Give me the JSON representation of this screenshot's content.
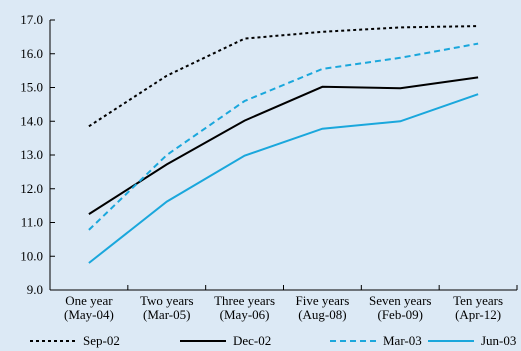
{
  "chart_data": {
    "type": "line",
    "categories": [
      [
        "One year",
        "(May-04)"
      ],
      [
        "Two years",
        "(Mar-05)"
      ],
      [
        "Three years",
        "(May-06)"
      ],
      [
        "Five years",
        "(Aug-08)"
      ],
      [
        "Seven years",
        "(Feb-09)"
      ],
      [
        "Ten years",
        "(Apr-12)"
      ]
    ],
    "ylim": [
      9.0,
      17.0
    ],
    "yticks": [
      "9.0",
      "10.0",
      "11.0",
      "12.0",
      "13.0",
      "14.0",
      "15.0",
      "16.0",
      "17.0"
    ],
    "grid": false,
    "legend_position": "bottom",
    "series": [
      {
        "name": "Sep-02",
        "values": [
          13.85,
          15.35,
          16.45,
          16.65,
          16.78,
          16.82
        ],
        "color": "#000000",
        "style": "dotted"
      },
      {
        "name": "Dec-02",
        "values": [
          11.25,
          12.72,
          14.02,
          15.02,
          14.98,
          15.3
        ],
        "color": "#000000",
        "style": "solid"
      },
      {
        "name": "Mar-03",
        "values": [
          10.78,
          13.0,
          14.6,
          15.55,
          15.88,
          16.3
        ],
        "color": "#1aa7dc",
        "style": "dashed"
      },
      {
        "name": "Jun-03",
        "values": [
          9.8,
          11.62,
          12.98,
          13.78,
          14.0,
          14.8
        ],
        "color": "#1aa7dc",
        "style": "solid"
      }
    ]
  }
}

________

** The task **
Output the lines above in full and exactly as given, omitting any pictures.

** Answer below **
Give me the JSON representation of this screenshot's content.
{
  "chart_data": {
    "type": "line",
    "categories": [
      [
        "One year",
        "(May-04)"
      ],
      [
        "Two years",
        "(Mar-05)"
      ],
      [
        "Three years",
        "(May-06)"
      ],
      [
        "Five years",
        "(Aug-08)"
      ],
      [
        "Seven years",
        "(Feb-09)"
      ],
      [
        "Ten years",
        "(Apr-12)"
      ]
    ],
    "ylim": [
      9.0,
      17.0
    ],
    "yticks": [
      "9.0",
      "10.0",
      "11.0",
      "12.0",
      "13.0",
      "14.0",
      "15.0",
      "16.0",
      "17.0"
    ],
    "grid": false,
    "legend_position": "bottom",
    "series": [
      {
        "name": "Sep-02",
        "values": [
          13.85,
          15.35,
          16.45,
          16.65,
          16.78,
          16.82
        ],
        "color": "#000000",
        "style": "dotted"
      },
      {
        "name": "Dec-02",
        "values": [
          11.25,
          12.72,
          14.02,
          15.02,
          14.98,
          15.3
        ],
        "color": "#000000",
        "style": "solid"
      },
      {
        "name": "Mar-03",
        "values": [
          10.78,
          13.0,
          14.6,
          15.55,
          15.88,
          16.3
        ],
        "color": "#1aa7dc",
        "style": "dashed"
      },
      {
        "name": "Jun-03",
        "values": [
          9.8,
          11.62,
          12.98,
          13.78,
          14.0,
          14.8
        ],
        "color": "#1aa7dc",
        "style": "solid"
      }
    ]
  }
}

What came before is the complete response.